■ **WORK TO DO**: Write out the material below word for word, leaving out any pictures.

* START ENTRIES SUPPLIED *

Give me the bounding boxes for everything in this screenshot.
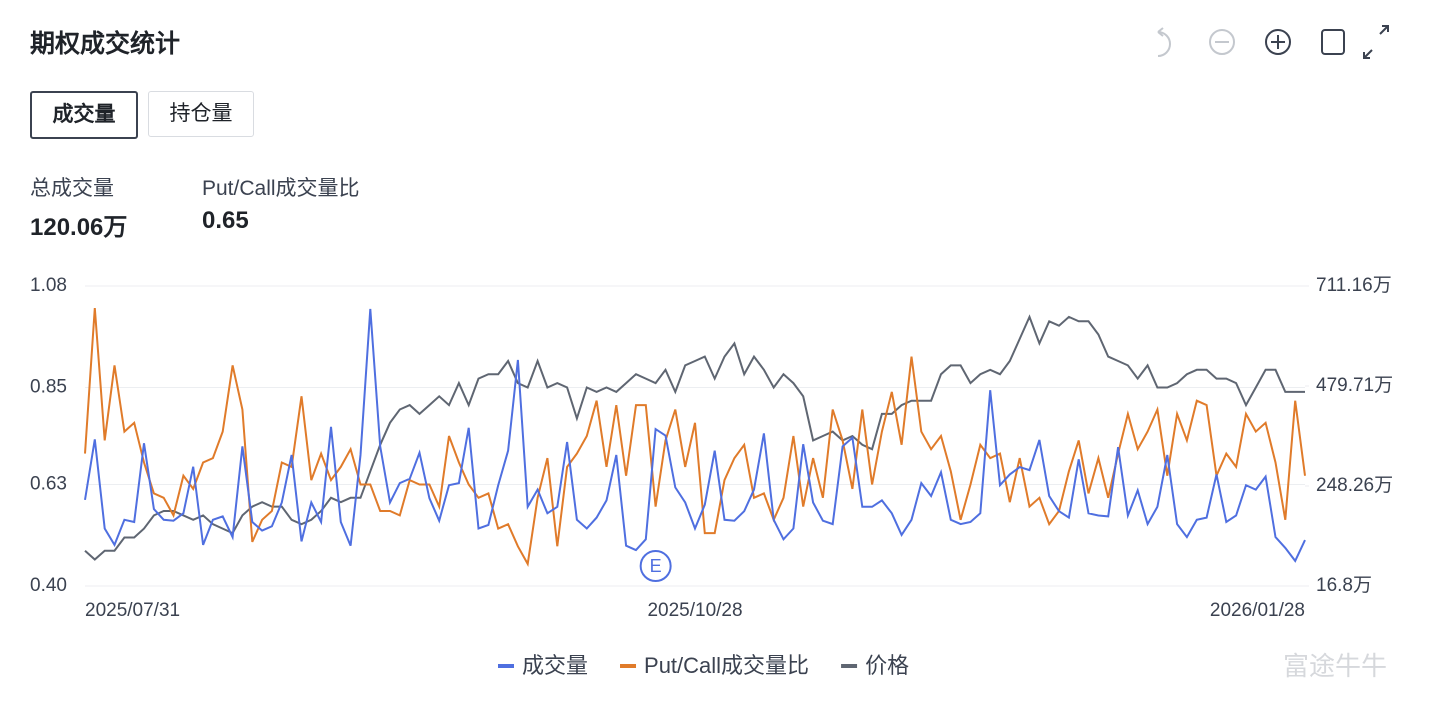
stat-value: 120.06万 (30, 214, 128, 241)
watermark: 富途牛牛 (1283, 651, 1387, 681)
event-marker-label: E (650, 556, 662, 576)
y-tick-label: 0.63 (30, 474, 67, 495)
fullscreen-icon[interactable] (1363, 25, 1389, 59)
y-tick-label: 0.85 (30, 376, 67, 397)
stat-label: 总成交量 (30, 177, 114, 200)
y-tick-label: 0.40 (30, 575, 67, 596)
zoom-in-icon[interactable] (1265, 29, 1291, 55)
y2-tick-label: 711.16万 (1316, 275, 1392, 296)
y2-tick-label: 16.8万 (1316, 575, 1372, 596)
series-line (84, 308, 1306, 563)
zoom-out-icon[interactable] (1209, 29, 1235, 55)
tab-open-interest[interactable]: 持仓量 (148, 91, 254, 137)
settings-icon[interactable] (1321, 29, 1345, 55)
page-title: 期权成交统计 (30, 30, 181, 58)
x-tick-label: 2025/10/28 (647, 600, 742, 621)
stat-value: 0.65 (202, 207, 249, 234)
series-line (84, 314, 1305, 561)
stat-label: Put/Call成交量比 (202, 177, 360, 200)
tab-volume[interactable]: 成交量 (30, 91, 138, 139)
toolbar (1157, 25, 1389, 59)
series-line (84, 308, 1306, 567)
y2-tick-label: 479.71万 (1316, 375, 1393, 396)
x-tick-label: 2025/07/31 (85, 600, 180, 621)
event-marker (639, 550, 672, 582)
y-tick-label: 1.08 (30, 275, 67, 296)
legend-label: 价格 (865, 653, 909, 678)
legend-label: 成交量 (522, 653, 588, 678)
undo-icon[interactable] (1157, 27, 1171, 57)
legend-label: Put/Call成交量比 (644, 653, 809, 678)
y2-tick-label: 248.26万 (1316, 475, 1393, 496)
x-tick-label: 2026/01/28 (1210, 600, 1305, 621)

* END ENTRIES SUPPLIED *

■ **FINISHED ANSWER**:
Give me the bounding boxes for everything in this screenshot.
stat-value: 120.06万 (30, 214, 128, 241)
watermark: 富途牛牛 (1283, 651, 1387, 681)
event-marker-label: E (650, 556, 662, 576)
y-tick-label: 0.63 (30, 474, 67, 495)
fullscreen-icon[interactable] (1363, 25, 1389, 59)
y-tick-label: 0.85 (30, 376, 67, 397)
stat-label: 总成交量 (30, 177, 114, 200)
y-tick-label: 0.40 (30, 575, 67, 596)
zoom-in-icon[interactable] (1265, 29, 1291, 55)
y2-tick-label: 711.16万 (1316, 275, 1392, 296)
y2-tick-label: 16.8万 (1316, 575, 1372, 596)
series-line (84, 308, 1306, 563)
zoom-out-icon[interactable] (1209, 29, 1235, 55)
tab-open-interest[interactable]: 持仓量 (148, 91, 254, 137)
settings-icon[interactable] (1321, 29, 1345, 55)
page-title: 期权成交统计 (30, 30, 181, 58)
x-tick-label: 2025/10/28 (647, 600, 742, 621)
stat-value: 0.65 (202, 207, 249, 234)
series-line (84, 314, 1305, 561)
stat-label: Put/Call成交量比 (202, 177, 360, 200)
tab-volume[interactable]: 成交量 (30, 91, 138, 139)
toolbar (1157, 25, 1389, 59)
series-line (84, 308, 1306, 567)
y2-tick-label: 479.71万 (1316, 375, 1393, 396)
x-tick-label: 2025/07/31 (85, 600, 180, 621)
event-marker (639, 550, 672, 582)
y-tick-label: 1.08 (30, 275, 67, 296)
legend-label: 价格 (865, 653, 909, 678)
legend-label: 成交量 (522, 653, 588, 678)
undo-icon[interactable] (1157, 27, 1171, 57)
legend-label: Put/Call成交量比 (644, 653, 809, 678)
y2-tick-label: 248.26万 (1316, 475, 1393, 496)
x-tick-label: 2026/01/28 (1210, 600, 1305, 621)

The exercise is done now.